→ WHAT THE TASK REQUIRES
Transcribe each line of the records below exactly, excluding any embedded images.

[Dataset rows about figures]
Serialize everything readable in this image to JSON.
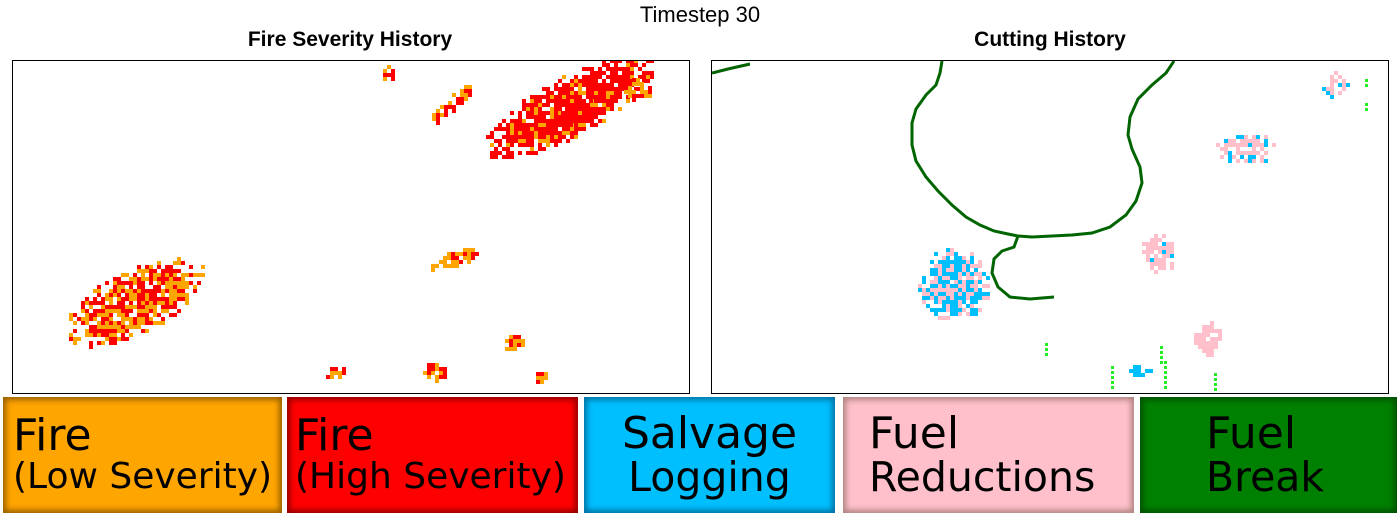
{
  "title": "Timestep 30",
  "panels": {
    "fire": {
      "title": "Fire Severity History"
    },
    "cutting": {
      "title": "Cutting History"
    }
  },
  "legend": [
    {
      "id": "low",
      "line1": "Fire",
      "line2": "(Low Severity)",
      "color": "#ffa500"
    },
    {
      "id": "high",
      "line1": "Fire",
      "line2": "(High Severity)",
      "color": "#ff0000"
    },
    {
      "id": "salvage",
      "line1": "Salvage",
      "line2": "Logging",
      "color": "#00bfff"
    },
    {
      "id": "fuelred",
      "line1": "Fuel",
      "line2": "Reductions",
      "color": "#ffc0cb"
    },
    {
      "id": "fuelbreak",
      "line1": "Fuel",
      "line2": "Break",
      "color": "#008000"
    }
  ],
  "colors": {
    "fire_low": "#ffa500",
    "fire_high": "#ff0000",
    "salvage_logging": "#00bfff",
    "fuel_reductions": "#ffc0cb",
    "fuel_break_line": "#006400",
    "fuel_break_marks": "#22ee22"
  }
}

→ FINISHED EXERCISE
Serialize everything readable in this image to JSON.
{
  "title": "Timestep 30",
  "panels": {
    "fire": {
      "title": "Fire Severity History"
    },
    "cutting": {
      "title": "Cutting History"
    }
  },
  "legend": [
    {
      "id": "low",
      "line1": "Fire",
      "line2": "(Low Severity)",
      "color": "#ffa500"
    },
    {
      "id": "high",
      "line1": "Fire",
      "line2": "(High Severity)",
      "color": "#ff0000"
    },
    {
      "id": "salvage",
      "line1": "Salvage",
      "line2": "Logging",
      "color": "#00bfff"
    },
    {
      "id": "fuelred",
      "line1": "Fuel",
      "line2": "Reductions",
      "color": "#ffc0cb"
    },
    {
      "id": "fuelbreak",
      "line1": "Fuel",
      "line2": "Break",
      "color": "#008000"
    }
  ],
  "colors": {
    "fire_low": "#ffa500",
    "fire_high": "#ff0000",
    "salvage_logging": "#00bfff",
    "fuel_reductions": "#ffc0cb",
    "fuel_break_line": "#006400",
    "fuel_break_marks": "#22ee22"
  }
}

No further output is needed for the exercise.